----- Records provided

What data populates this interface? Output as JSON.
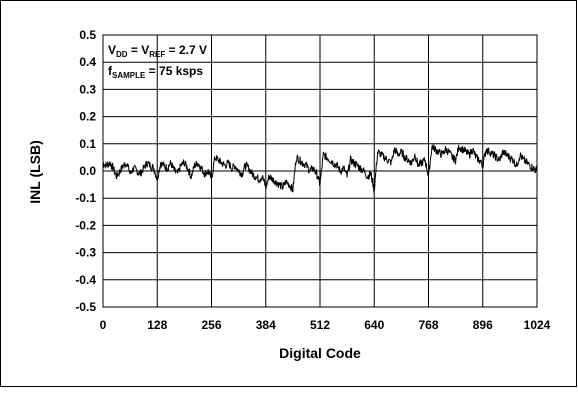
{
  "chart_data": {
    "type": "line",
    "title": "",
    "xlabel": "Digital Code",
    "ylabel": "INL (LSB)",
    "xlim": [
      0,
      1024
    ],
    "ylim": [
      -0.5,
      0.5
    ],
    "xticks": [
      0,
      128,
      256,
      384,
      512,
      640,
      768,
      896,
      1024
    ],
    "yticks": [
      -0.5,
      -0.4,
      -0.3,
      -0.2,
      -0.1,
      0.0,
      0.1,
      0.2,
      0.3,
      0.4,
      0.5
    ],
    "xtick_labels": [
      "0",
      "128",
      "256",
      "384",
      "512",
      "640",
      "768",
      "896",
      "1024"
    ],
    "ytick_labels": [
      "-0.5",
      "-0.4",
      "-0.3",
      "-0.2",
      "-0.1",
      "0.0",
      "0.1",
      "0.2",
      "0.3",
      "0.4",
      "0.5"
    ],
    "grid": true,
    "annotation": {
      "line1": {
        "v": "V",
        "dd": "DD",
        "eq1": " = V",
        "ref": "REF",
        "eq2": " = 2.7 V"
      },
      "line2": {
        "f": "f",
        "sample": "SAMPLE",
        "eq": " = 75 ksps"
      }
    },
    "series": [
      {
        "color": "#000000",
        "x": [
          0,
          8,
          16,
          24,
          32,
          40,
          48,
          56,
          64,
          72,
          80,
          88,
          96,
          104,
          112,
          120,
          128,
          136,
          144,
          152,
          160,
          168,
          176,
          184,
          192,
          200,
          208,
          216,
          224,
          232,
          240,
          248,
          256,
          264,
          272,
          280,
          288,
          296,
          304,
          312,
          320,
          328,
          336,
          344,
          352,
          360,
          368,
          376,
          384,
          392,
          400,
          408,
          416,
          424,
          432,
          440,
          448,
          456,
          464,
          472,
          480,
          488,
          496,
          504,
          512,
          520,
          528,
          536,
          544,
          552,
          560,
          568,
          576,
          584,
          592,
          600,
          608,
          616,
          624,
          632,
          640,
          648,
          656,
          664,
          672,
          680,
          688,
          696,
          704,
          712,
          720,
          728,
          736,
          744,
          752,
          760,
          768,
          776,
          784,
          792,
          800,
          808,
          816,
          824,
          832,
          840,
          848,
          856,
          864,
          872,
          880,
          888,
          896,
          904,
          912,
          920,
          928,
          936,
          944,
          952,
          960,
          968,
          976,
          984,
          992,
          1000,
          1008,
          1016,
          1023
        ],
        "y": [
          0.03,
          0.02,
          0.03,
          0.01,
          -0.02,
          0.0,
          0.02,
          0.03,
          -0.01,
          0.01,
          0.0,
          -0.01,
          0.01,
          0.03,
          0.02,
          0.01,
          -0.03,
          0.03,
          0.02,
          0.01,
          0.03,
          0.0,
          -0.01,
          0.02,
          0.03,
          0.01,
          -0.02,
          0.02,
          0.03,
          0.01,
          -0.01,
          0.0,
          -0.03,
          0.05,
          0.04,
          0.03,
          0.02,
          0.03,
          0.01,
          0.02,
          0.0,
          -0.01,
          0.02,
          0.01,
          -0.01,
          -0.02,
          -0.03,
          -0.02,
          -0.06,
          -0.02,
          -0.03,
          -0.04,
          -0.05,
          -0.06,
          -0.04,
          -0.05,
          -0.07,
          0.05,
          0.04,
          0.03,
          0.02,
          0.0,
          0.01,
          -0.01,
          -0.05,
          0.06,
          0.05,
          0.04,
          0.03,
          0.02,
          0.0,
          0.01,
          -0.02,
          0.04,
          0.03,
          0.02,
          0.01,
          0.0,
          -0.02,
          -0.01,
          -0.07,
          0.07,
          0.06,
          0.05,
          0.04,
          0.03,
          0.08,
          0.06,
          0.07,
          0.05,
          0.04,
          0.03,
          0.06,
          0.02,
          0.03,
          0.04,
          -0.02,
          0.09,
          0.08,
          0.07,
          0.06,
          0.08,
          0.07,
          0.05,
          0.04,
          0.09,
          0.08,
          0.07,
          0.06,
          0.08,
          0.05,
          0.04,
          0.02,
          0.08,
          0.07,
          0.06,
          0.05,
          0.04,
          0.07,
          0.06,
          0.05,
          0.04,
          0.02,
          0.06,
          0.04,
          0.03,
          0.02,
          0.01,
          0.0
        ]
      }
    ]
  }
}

----------
----- Records provided

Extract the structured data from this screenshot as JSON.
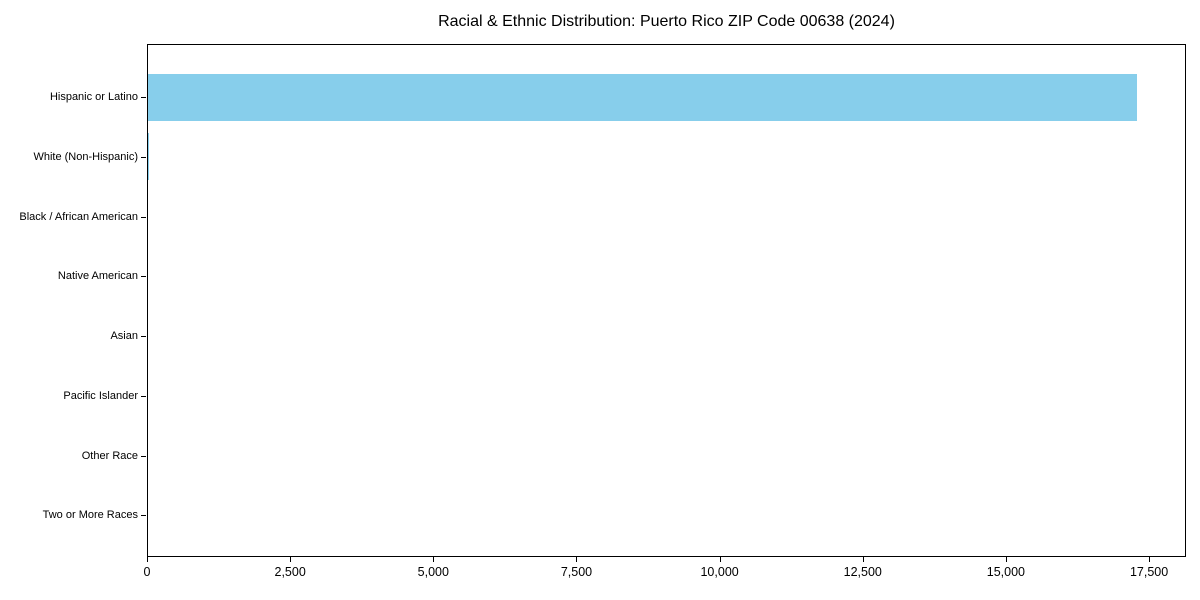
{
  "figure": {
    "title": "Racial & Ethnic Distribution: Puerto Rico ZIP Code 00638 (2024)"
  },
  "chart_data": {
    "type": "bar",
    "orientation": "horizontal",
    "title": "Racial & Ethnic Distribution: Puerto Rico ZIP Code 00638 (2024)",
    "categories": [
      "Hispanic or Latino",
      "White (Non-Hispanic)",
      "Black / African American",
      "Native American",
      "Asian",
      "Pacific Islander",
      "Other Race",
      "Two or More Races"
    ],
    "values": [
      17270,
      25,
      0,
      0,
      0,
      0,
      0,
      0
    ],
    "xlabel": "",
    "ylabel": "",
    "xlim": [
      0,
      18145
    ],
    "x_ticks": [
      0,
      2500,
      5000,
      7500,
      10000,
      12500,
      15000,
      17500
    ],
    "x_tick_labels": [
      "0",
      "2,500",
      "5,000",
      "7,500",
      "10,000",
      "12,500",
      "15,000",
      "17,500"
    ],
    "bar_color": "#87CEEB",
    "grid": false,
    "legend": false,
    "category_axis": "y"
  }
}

----------

Aim of the task → Count up the lines in the listing that hold the word "Rico", and give that number only.

Completed task → 2